Do this –
Exactly as written, please set down all of the entries again, with no pictures.

------------------------------------------------------------------------

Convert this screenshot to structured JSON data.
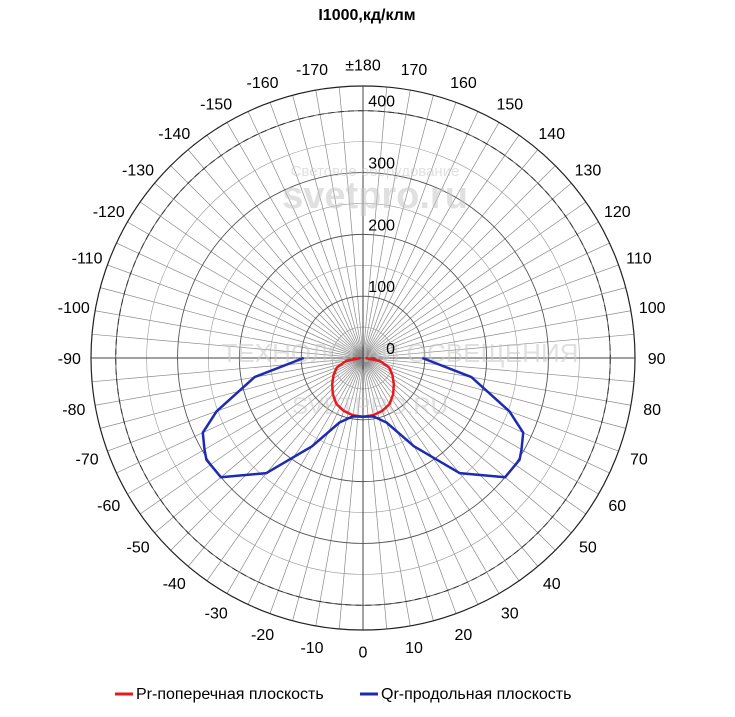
{
  "chart_data": {
    "type": "polar-line",
    "title": "I1000,кд/клм",
    "angle_ticks": [
      {
        "deg": 180,
        "label": "±180"
      },
      {
        "deg": 170,
        "label": "170"
      },
      {
        "deg": 160,
        "label": "160"
      },
      {
        "deg": 150,
        "label": "150"
      },
      {
        "deg": 140,
        "label": "140"
      },
      {
        "deg": 130,
        "label": "130"
      },
      {
        "deg": 120,
        "label": "120"
      },
      {
        "deg": 110,
        "label": "110"
      },
      {
        "deg": 100,
        "label": "100"
      },
      {
        "deg": 90,
        "label": "90"
      },
      {
        "deg": 80,
        "label": "80"
      },
      {
        "deg": 70,
        "label": "70"
      },
      {
        "deg": 60,
        "label": "60"
      },
      {
        "deg": 50,
        "label": "50"
      },
      {
        "deg": 40,
        "label": "40"
      },
      {
        "deg": 30,
        "label": "30"
      },
      {
        "deg": 20,
        "label": "20"
      },
      {
        "deg": 10,
        "label": "10"
      },
      {
        "deg": 0,
        "label": "0"
      },
      {
        "deg": -10,
        "label": "-10"
      },
      {
        "deg": -20,
        "label": "-20"
      },
      {
        "deg": -30,
        "label": "-30"
      },
      {
        "deg": -40,
        "label": "-40"
      },
      {
        "deg": -50,
        "label": "-50"
      },
      {
        "deg": -60,
        "label": "-60"
      },
      {
        "deg": -70,
        "label": "-70"
      },
      {
        "deg": -80,
        "label": "-80"
      },
      {
        "deg": -90,
        "label": "-90"
      },
      {
        "deg": -100,
        "label": "-100"
      },
      {
        "deg": -110,
        "label": "-110"
      },
      {
        "deg": -120,
        "label": "-120"
      },
      {
        "deg": -130,
        "label": "-130"
      },
      {
        "deg": -140,
        "label": "-140"
      },
      {
        "deg": -150,
        "label": "-150"
      },
      {
        "deg": -160,
        "label": "-160"
      },
      {
        "deg": -170,
        "label": "-170"
      }
    ],
    "radial_ticks": [
      {
        "value": 0,
        "label": "0"
      },
      {
        "value": 100,
        "label": "100"
      },
      {
        "value": 200,
        "label": "200"
      },
      {
        "value": 300,
        "label": "300"
      },
      {
        "value": 400,
        "label": "400"
      }
    ],
    "r_max": 440,
    "r_dashed": 400,
    "series": [
      {
        "name": "Pr-поперечная плоскость",
        "color": "#e8181b",
        "points": [
          [
            -90,
            4
          ],
          [
            -80,
            28
          ],
          [
            -70,
            45
          ],
          [
            -60,
            55
          ],
          [
            -50,
            65
          ],
          [
            -40,
            76
          ],
          [
            -30,
            86
          ],
          [
            -20,
            91
          ],
          [
            -10,
            94
          ],
          [
            0,
            95
          ],
          [
            10,
            94
          ],
          [
            20,
            91
          ],
          [
            30,
            86
          ],
          [
            40,
            76
          ],
          [
            50,
            65
          ],
          [
            60,
            55
          ],
          [
            70,
            45
          ],
          [
            80,
            28
          ],
          [
            90,
            4
          ]
        ]
      },
      {
        "name": "Qr-продольная плоскость",
        "color": "#1c2ab4",
        "points": [
          [
            -90,
            96
          ],
          [
            -80,
            178
          ],
          [
            -70,
            252
          ],
          [
            -65,
            286
          ],
          [
            -60,
            296
          ],
          [
            -57,
            302
          ],
          [
            -50,
            300
          ],
          [
            -40,
            243
          ],
          [
            -30,
            165
          ],
          [
            -20,
            111
          ],
          [
            -10,
            96
          ],
          [
            0,
            95
          ],
          [
            10,
            96
          ],
          [
            20,
            111
          ],
          [
            30,
            165
          ],
          [
            40,
            243
          ],
          [
            50,
            300
          ],
          [
            57,
            302
          ],
          [
            60,
            296
          ],
          [
            65,
            286
          ],
          [
            70,
            252
          ],
          [
            80,
            178
          ],
          [
            90,
            96
          ]
        ]
      }
    ],
    "legend_position": "bottom"
  },
  "watermark": {
    "line1": "Световое оборудование",
    "line2": "svetpro.ru",
    "line3": "ТЕХНОЛОГИИ ОСВЕЩЕНИЯ",
    "line4": "SVETPRO.RU"
  }
}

------------------------------------------------------------------------

Result –
Convert this screenshot to structured JSON data.
{
  "chart_data": {
    "type": "polar-line",
    "title": "I1000,кд/клм",
    "angle_ticks": [
      {
        "deg": 180,
        "label": "±180"
      },
      {
        "deg": 170,
        "label": "170"
      },
      {
        "deg": 160,
        "label": "160"
      },
      {
        "deg": 150,
        "label": "150"
      },
      {
        "deg": 140,
        "label": "140"
      },
      {
        "deg": 130,
        "label": "130"
      },
      {
        "deg": 120,
        "label": "120"
      },
      {
        "deg": 110,
        "label": "110"
      },
      {
        "deg": 100,
        "label": "100"
      },
      {
        "deg": 90,
        "label": "90"
      },
      {
        "deg": 80,
        "label": "80"
      },
      {
        "deg": 70,
        "label": "70"
      },
      {
        "deg": 60,
        "label": "60"
      },
      {
        "deg": 50,
        "label": "50"
      },
      {
        "deg": 40,
        "label": "40"
      },
      {
        "deg": 30,
        "label": "30"
      },
      {
        "deg": 20,
        "label": "20"
      },
      {
        "deg": 10,
        "label": "10"
      },
      {
        "deg": 0,
        "label": "0"
      },
      {
        "deg": -10,
        "label": "-10"
      },
      {
        "deg": -20,
        "label": "-20"
      },
      {
        "deg": -30,
        "label": "-30"
      },
      {
        "deg": -40,
        "label": "-40"
      },
      {
        "deg": -50,
        "label": "-50"
      },
      {
        "deg": -60,
        "label": "-60"
      },
      {
        "deg": -70,
        "label": "-70"
      },
      {
        "deg": -80,
        "label": "-80"
      },
      {
        "deg": -90,
        "label": "-90"
      },
      {
        "deg": -100,
        "label": "-100"
      },
      {
        "deg": -110,
        "label": "-110"
      },
      {
        "deg": -120,
        "label": "-120"
      },
      {
        "deg": -130,
        "label": "-130"
      },
      {
        "deg": -140,
        "label": "-140"
      },
      {
        "deg": -150,
        "label": "-150"
      },
      {
        "deg": -160,
        "label": "-160"
      },
      {
        "deg": -170,
        "label": "-170"
      }
    ],
    "radial_ticks": [
      {
        "value": 0,
        "label": "0"
      },
      {
        "value": 100,
        "label": "100"
      },
      {
        "value": 200,
        "label": "200"
      },
      {
        "value": 300,
        "label": "300"
      },
      {
        "value": 400,
        "label": "400"
      }
    ],
    "r_max": 440,
    "r_dashed": 400,
    "series": [
      {
        "name": "Pr-поперечная плоскость",
        "color": "#e8181b",
        "points": [
          [
            -90,
            4
          ],
          [
            -80,
            28
          ],
          [
            -70,
            45
          ],
          [
            -60,
            55
          ],
          [
            -50,
            65
          ],
          [
            -40,
            76
          ],
          [
            -30,
            86
          ],
          [
            -20,
            91
          ],
          [
            -10,
            94
          ],
          [
            0,
            95
          ],
          [
            10,
            94
          ],
          [
            20,
            91
          ],
          [
            30,
            86
          ],
          [
            40,
            76
          ],
          [
            50,
            65
          ],
          [
            60,
            55
          ],
          [
            70,
            45
          ],
          [
            80,
            28
          ],
          [
            90,
            4
          ]
        ]
      },
      {
        "name": "Qr-продольная плоскость",
        "color": "#1c2ab4",
        "points": [
          [
            -90,
            96
          ],
          [
            -80,
            178
          ],
          [
            -70,
            252
          ],
          [
            -65,
            286
          ],
          [
            -60,
            296
          ],
          [
            -57,
            302
          ],
          [
            -50,
            300
          ],
          [
            -40,
            243
          ],
          [
            -30,
            165
          ],
          [
            -20,
            111
          ],
          [
            -10,
            96
          ],
          [
            0,
            95
          ],
          [
            10,
            96
          ],
          [
            20,
            111
          ],
          [
            30,
            165
          ],
          [
            40,
            243
          ],
          [
            50,
            300
          ],
          [
            57,
            302
          ],
          [
            60,
            296
          ],
          [
            65,
            286
          ],
          [
            70,
            252
          ],
          [
            80,
            178
          ],
          [
            90,
            96
          ]
        ]
      }
    ],
    "legend_position": "bottom"
  },
  "watermark": {
    "line1": "Световое оборудование",
    "line2": "svetpro.ru",
    "line3": "ТЕХНОЛОГИИ ОСВЕЩЕНИЯ",
    "line4": "SVETPRO.RU"
  }
}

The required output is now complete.